▶ **OBJECTIVE**
In the listing below, count the lines with "Depth" and report only the figure.

Dataset listings of figures:
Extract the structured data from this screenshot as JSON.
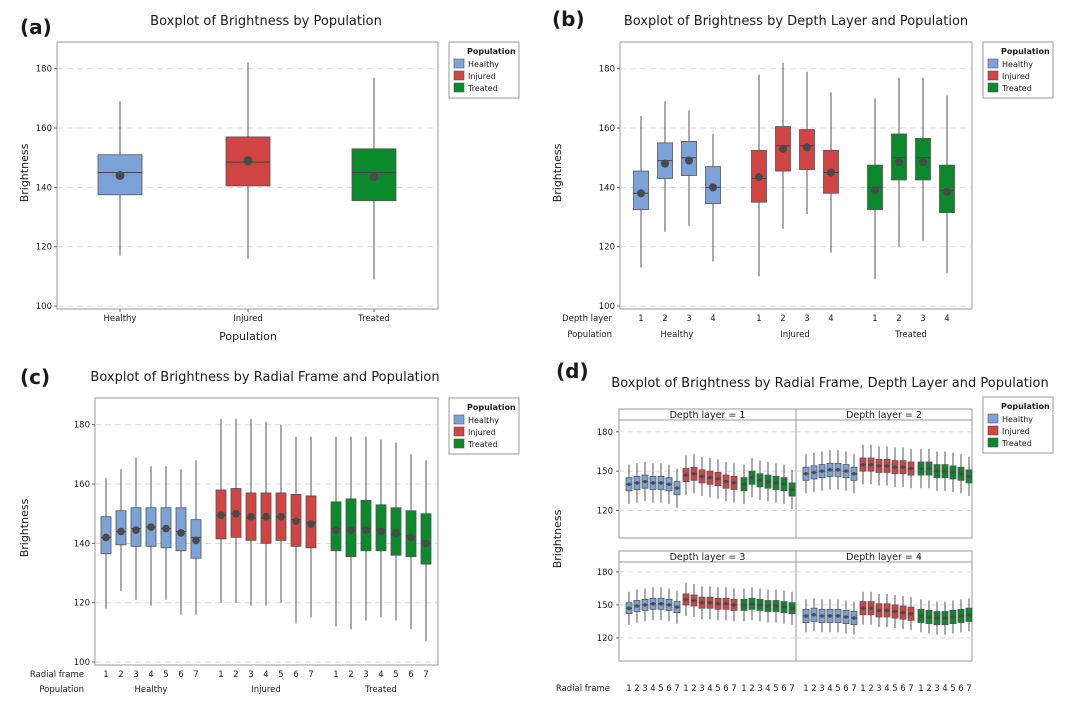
{
  "figure": {
    "panel_labels": [
      "(a)",
      "(b)",
      "(c)",
      "(d)"
    ]
  },
  "legend": {
    "title": "Population",
    "items": [
      "Healthy",
      "Injured",
      "Treated"
    ]
  },
  "colors": {
    "Healthy": "#7ba3d9",
    "Injured": "#d04444",
    "Treated": "#0a8a2a",
    "mean": "#4a4a4a",
    "whisker": "#555555",
    "grid": "#d8d8d8",
    "frame": "#9a9a9a"
  },
  "chart_data": [
    {
      "panel": "(a)",
      "type": "boxplot",
      "title": "Boxplot of Brightness by Population",
      "xlabel": "Population",
      "ylabel": "Brightness",
      "ylim": [
        99,
        189
      ],
      "yticks": [
        100,
        120,
        140,
        160,
        180
      ],
      "groups": [
        "Healthy",
        "Injured",
        "Treated"
      ],
      "boxes": [
        {
          "group": "Healthy",
          "min": 117,
          "q1": 137.5,
          "median": 145,
          "q3": 151,
          "max": 169,
          "mean": 144
        },
        {
          "group": "Injured",
          "min": 116,
          "q1": 140.5,
          "median": 148.5,
          "q3": 157,
          "max": 182,
          "mean": 149
        },
        {
          "group": "Treated",
          "min": 109,
          "q1": 135.5,
          "median": 145,
          "q3": 153,
          "max": 177,
          "mean": 143.5
        }
      ]
    },
    {
      "panel": "(b)",
      "type": "boxplot",
      "title": "Boxplot of Brightness by Depth Layer and Population",
      "xlabel": "",
      "ylabel": "Brightness",
      "ylim": [
        99,
        189
      ],
      "yticks": [
        100,
        120,
        140,
        160,
        180
      ],
      "row_labels": [
        "Depth layer",
        "Population"
      ],
      "groups": [
        "Healthy",
        "Injured",
        "Treated"
      ],
      "subgroups": [
        "1",
        "2",
        "3",
        "4"
      ],
      "boxes": [
        {
          "group": "Healthy",
          "sub": "1",
          "min": 113,
          "q1": 132.5,
          "median": 138,
          "q3": 145.5,
          "max": 164,
          "mean": 138
        },
        {
          "group": "Healthy",
          "sub": "2",
          "min": 125,
          "q1": 143,
          "median": 149,
          "q3": 155,
          "max": 169,
          "mean": 148
        },
        {
          "group": "Healthy",
          "sub": "3",
          "min": 127,
          "q1": 144,
          "median": 150,
          "q3": 155.5,
          "max": 166,
          "mean": 149
        },
        {
          "group": "Healthy",
          "sub": "4",
          "min": 115,
          "q1": 134.5,
          "median": 140,
          "q3": 147,
          "max": 158,
          "mean": 140
        },
        {
          "group": "Injured",
          "sub": "1",
          "min": 110,
          "q1": 135,
          "median": 143,
          "q3": 152.5,
          "max": 178,
          "mean": 143.5
        },
        {
          "group": "Injured",
          "sub": "2",
          "min": 126,
          "q1": 145.5,
          "median": 154,
          "q3": 160.5,
          "max": 182,
          "mean": 153
        },
        {
          "group": "Injured",
          "sub": "3",
          "min": 131,
          "q1": 146,
          "median": 154,
          "q3": 159.5,
          "max": 179,
          "mean": 153.5
        },
        {
          "group": "Injured",
          "sub": "4",
          "min": 118,
          "q1": 138,
          "median": 145,
          "q3": 152.5,
          "max": 172,
          "mean": 145
        },
        {
          "group": "Treated",
          "sub": "1",
          "min": 109,
          "q1": 132.5,
          "median": 140,
          "q3": 147.5,
          "max": 170,
          "mean": 139
        },
        {
          "group": "Treated",
          "sub": "2",
          "min": 120,
          "q1": 142.5,
          "median": 150,
          "q3": 158,
          "max": 177,
          "mean": 148.5
        },
        {
          "group": "Treated",
          "sub": "3",
          "min": 122,
          "q1": 142.5,
          "median": 150,
          "q3": 156.5,
          "max": 177,
          "mean": 148.5
        },
        {
          "group": "Treated",
          "sub": "4",
          "min": 111,
          "q1": 131.5,
          "median": 139,
          "q3": 147.5,
          "max": 171,
          "mean": 138.5
        }
      ]
    },
    {
      "panel": "(c)",
      "type": "boxplot",
      "title": "Boxplot of Brightness by Radial Frame and Population",
      "xlabel": "",
      "ylabel": "Brightness",
      "ylim": [
        99,
        189
      ],
      "yticks": [
        100,
        120,
        140,
        160,
        180
      ],
      "row_labels": [
        "Radial frame",
        "Population"
      ],
      "groups": [
        "Healthy",
        "Injured",
        "Treated"
      ],
      "subgroups": [
        "1",
        "2",
        "3",
        "4",
        "5",
        "6",
        "7"
      ],
      "boxes": [
        {
          "group": "Healthy",
          "sub": "1",
          "min": 118,
          "q1": 136.5,
          "median": 142,
          "q3": 149,
          "max": 162,
          "mean": 142
        },
        {
          "group": "Healthy",
          "sub": "2",
          "min": 124,
          "q1": 139.5,
          "median": 144,
          "q3": 151,
          "max": 165,
          "mean": 144
        },
        {
          "group": "Healthy",
          "sub": "3",
          "min": 121,
          "q1": 139,
          "median": 145,
          "q3": 152,
          "max": 169,
          "mean": 144.5
        },
        {
          "group": "Healthy",
          "sub": "4",
          "min": 119,
          "q1": 139,
          "median": 145.5,
          "q3": 152,
          "max": 166,
          "mean": 145.5
        },
        {
          "group": "Healthy",
          "sub": "5",
          "min": 121,
          "q1": 138.5,
          "median": 145,
          "q3": 152,
          "max": 166,
          "mean": 145
        },
        {
          "group": "Healthy",
          "sub": "6",
          "min": 116,
          "q1": 137.5,
          "median": 144,
          "q3": 152,
          "max": 165,
          "mean": 143.5
        },
        {
          "group": "Healthy",
          "sub": "7",
          "min": 116,
          "q1": 135,
          "median": 142,
          "q3": 148,
          "max": 168,
          "mean": 141
        },
        {
          "group": "Injured",
          "sub": "1",
          "min": 120,
          "q1": 141.5,
          "median": 149.5,
          "q3": 158,
          "max": 182,
          "mean": 149.5
        },
        {
          "group": "Injured",
          "sub": "2",
          "min": 120,
          "q1": 142,
          "median": 150,
          "q3": 158.5,
          "max": 182,
          "mean": 150
        },
        {
          "group": "Injured",
          "sub": "3",
          "min": 119,
          "q1": 141,
          "median": 148.5,
          "q3": 157,
          "max": 182,
          "mean": 149
        },
        {
          "group": "Injured",
          "sub": "4",
          "min": 119,
          "q1": 140,
          "median": 148.5,
          "q3": 157,
          "max": 181,
          "mean": 149
        },
        {
          "group": "Injured",
          "sub": "5",
          "min": 120,
          "q1": 141,
          "median": 149,
          "q3": 157,
          "max": 180,
          "mean": 149
        },
        {
          "group": "Injured",
          "sub": "6",
          "min": 113,
          "q1": 139,
          "median": 148,
          "q3": 156.5,
          "max": 176,
          "mean": 147.5
        },
        {
          "group": "Injured",
          "sub": "7",
          "min": 115,
          "q1": 138.5,
          "median": 147,
          "q3": 156,
          "max": 176,
          "mean": 146.5
        },
        {
          "group": "Treated",
          "sub": "1",
          "min": 112,
          "q1": 137.5,
          "median": 145,
          "q3": 154,
          "max": 176,
          "mean": 144.5
        },
        {
          "group": "Treated",
          "sub": "2",
          "min": 111,
          "q1": 135.5,
          "median": 144.5,
          "q3": 155,
          "max": 176,
          "mean": 144.5
        },
        {
          "group": "Treated",
          "sub": "3",
          "min": 114,
          "q1": 137.5,
          "median": 145,
          "q3": 154.5,
          "max": 176,
          "mean": 144.5
        },
        {
          "group": "Treated",
          "sub": "4",
          "min": 115,
          "q1": 137.5,
          "median": 144.5,
          "q3": 153,
          "max": 175,
          "mean": 144
        },
        {
          "group": "Treated",
          "sub": "5",
          "min": 114,
          "q1": 136,
          "median": 143,
          "q3": 152,
          "max": 174,
          "mean": 143.5
        },
        {
          "group": "Treated",
          "sub": "6",
          "min": 111,
          "q1": 135.5,
          "median": 142.5,
          "q3": 151,
          "max": 170,
          "mean": 142
        },
        {
          "group": "Treated",
          "sub": "7",
          "min": 107,
          "q1": 133,
          "median": 140,
          "q3": 150,
          "max": 168,
          "mean": 140
        }
      ]
    },
    {
      "panel": "(d)",
      "type": "boxplot",
      "title": "Boxplot of Brightness by Radial Frame, Depth Layer and Population",
      "xlabel": "",
      "ylabel": "Brightness",
      "ylim": [
        99,
        189
      ],
      "yticks": [
        120,
        150,
        180
      ],
      "row_label": "Radial frame",
      "facet_titles": [
        "Depth layer = 1",
        "Depth layer = 2",
        "Depth layer = 3",
        "Depth layer = 4"
      ],
      "groups": [
        "Healthy",
        "Injured",
        "Treated"
      ],
      "subgroups": [
        "1",
        "2",
        "3",
        "4",
        "5",
        "6",
        "7"
      ],
      "facets": [
        {
          "title": "Depth layer = 1",
          "medians": {
            "Healthy": [
              140,
              141,
              142,
              141,
              141,
              140,
              137
            ],
            "Injured": [
              147,
              148,
              146,
              145,
              144,
              142,
              141
            ],
            "Treated": [
              140,
              145,
              143,
              142,
              141,
              140,
              136
            ]
          },
          "spread": 5,
          "whisker": 15
        },
        {
          "title": "Depth layer = 2",
          "medians": {
            "Healthy": [
              148,
              149,
              150,
              151,
              151,
              150,
              148
            ],
            "Injured": [
              155,
              155,
              154,
              154,
              153,
              153,
              152
            ],
            "Treated": [
              152,
              152,
              150,
              150,
              149,
              148,
              146
            ]
          },
          "spread": 5,
          "whisker": 15
        },
        {
          "title": "Depth layer = 3",
          "medians": {
            "Healthy": [
              147,
              149,
              150,
              151,
              151,
              150,
              148
            ],
            "Injured": [
              155,
              154,
              152,
              152,
              151,
              151,
              150
            ],
            "Treated": [
              150,
              151,
              150,
              149,
              149,
              148,
              147
            ]
          },
          "spread": 5,
          "whisker": 15
        },
        {
          "title": "Depth layer = 4",
          "medians": {
            "Healthy": [
              140,
              141,
              140,
              140,
              140,
              139,
              138
            ],
            "Injured": [
              147,
              147,
              145,
              145,
              144,
              143,
              142
            ],
            "Treated": [
              140,
              139,
              138,
              138,
              139,
              140,
              141
            ]
          },
          "spread": 6,
          "whisker": 15
        }
      ]
    }
  ]
}
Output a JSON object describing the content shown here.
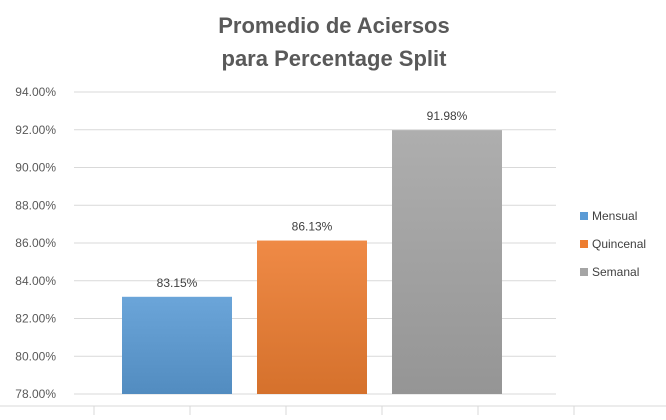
{
  "chart_data": {
    "type": "bar",
    "title": [
      "Promedio de Aciersos",
      "para Percentage Split"
    ],
    "categories": [
      "Mensual",
      "Quincenal",
      "Semanal"
    ],
    "values": [
      83.15,
      86.13,
      91.98
    ],
    "data_labels": [
      "83.15%",
      "86.13%",
      "91.98%"
    ],
    "colors": [
      "#5b9bd5",
      "#ed7d31",
      "#a5a5a5"
    ],
    "ylim": [
      78,
      94
    ],
    "yticks": [
      78,
      80,
      82,
      84,
      86,
      88,
      90,
      92,
      94
    ],
    "ytick_labels": [
      "78.00%",
      "80.00%",
      "82.00%",
      "84.00%",
      "86.00%",
      "88.00%",
      "90.00%",
      "92.00%",
      "94.00%"
    ],
    "xlabel": "",
    "ylabel": "",
    "grid": true,
    "legend": {
      "position": "right",
      "entries": [
        "Mensual",
        "Quincenal",
        "Semanal"
      ]
    }
  }
}
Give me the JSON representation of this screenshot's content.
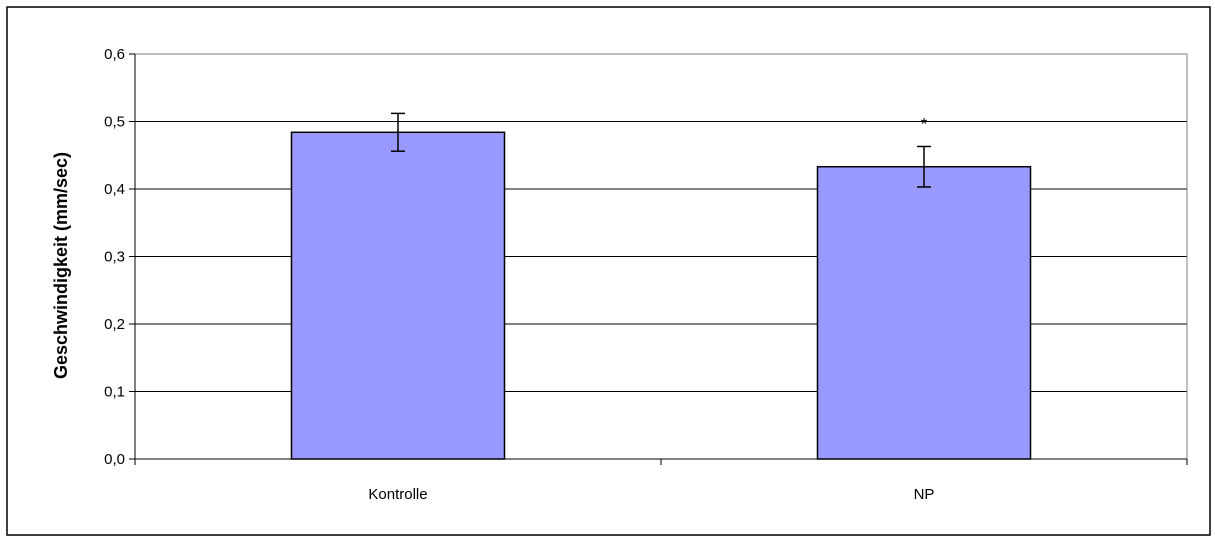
{
  "chart_data": {
    "type": "bar",
    "categories": [
      "Kontrolle",
      "NP"
    ],
    "values": [
      0.484,
      0.433
    ],
    "error_bars": [
      0.028,
      0.03
    ],
    "ylabel": "Geschwindigkeit (mm/sec)",
    "xlabel": "",
    "ylim": [
      0,
      0.6
    ],
    "yticks": [
      0.0,
      0.1,
      0.2,
      0.3,
      0.4,
      0.5,
      0.6
    ],
    "ytick_labels": [
      "0,0",
      "0,1",
      "0,2",
      "0,3",
      "0,4",
      "0,5",
      "0,6"
    ],
    "annotations": [
      "",
      "*"
    ],
    "grid": true,
    "bar_color": "#9999ff",
    "plot_background": "#ffffff",
    "gridline_color": "#000000"
  }
}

▶ **SOLVED PROBLEM**
11